• _Job_:
For each line that holds "hadden", copy the line out.

• _Supplied information_:
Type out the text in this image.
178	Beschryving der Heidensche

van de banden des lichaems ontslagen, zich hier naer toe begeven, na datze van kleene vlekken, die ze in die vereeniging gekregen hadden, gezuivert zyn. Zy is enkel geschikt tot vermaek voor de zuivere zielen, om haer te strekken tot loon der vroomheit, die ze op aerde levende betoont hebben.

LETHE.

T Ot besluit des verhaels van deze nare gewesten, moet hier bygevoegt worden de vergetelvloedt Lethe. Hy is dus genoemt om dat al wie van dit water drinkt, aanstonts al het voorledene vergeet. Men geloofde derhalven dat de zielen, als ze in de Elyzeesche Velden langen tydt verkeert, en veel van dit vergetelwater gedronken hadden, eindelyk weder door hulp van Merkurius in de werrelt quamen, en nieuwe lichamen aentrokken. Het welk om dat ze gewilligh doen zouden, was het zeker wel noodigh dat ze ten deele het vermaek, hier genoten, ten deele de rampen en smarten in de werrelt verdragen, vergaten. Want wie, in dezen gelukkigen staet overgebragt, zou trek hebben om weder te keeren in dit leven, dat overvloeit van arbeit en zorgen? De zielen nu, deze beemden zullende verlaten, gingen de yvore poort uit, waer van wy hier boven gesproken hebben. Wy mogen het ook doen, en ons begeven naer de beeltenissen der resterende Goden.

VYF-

• _Response_:
van de banden des lichaems ontslagen, zich hier naer toe begeven, na datze van kleene vlekken, die ze in die vereeniging gekregen hadden, gezuivert zyn. Zy is enkel geschikt tot vermaek voor de zuivere zielen, om haer te strekken tot loon der vroomheit, die ze op aerde levende betoont hebben.
T Ot besluit des verhaels van deze nare gewesten, moet hier bygevoegt worden de vergetelvloedt Lethe. Hy is dus genoemt om dat al wie van dit water drinkt, aanstonts al het voorledene vergeet. Men geloofde derhalven dat de zielen, als ze in de Elyzeesche Velden langen tydt verkeert, en veel van dit vergetelwater gedronken hadden, eindelyk weder door hulp van Merkurius in de werrelt quamen, en nieuwe lichamen aentrokken. Het welk om dat ze gewilligh doen zouden, was het zeker wel noodigh dat ze ten deele het vermaek, hier genoten, ten deele de rampen en smarten in de werrelt verdragen, vergaten. Want wie, in dezen gelukkigen staet overgebragt, zou trek hebben om weder te keeren in dit leven, dat overvloeit van arbeit en zorgen? De zielen nu, deze beemden zullende verlaten, gingen de yvore poort uit, waer van wy hier boven gesproken hebben. Wy mogen het ook doen, en ons begeven naer de beeltenissen der resterende Goden.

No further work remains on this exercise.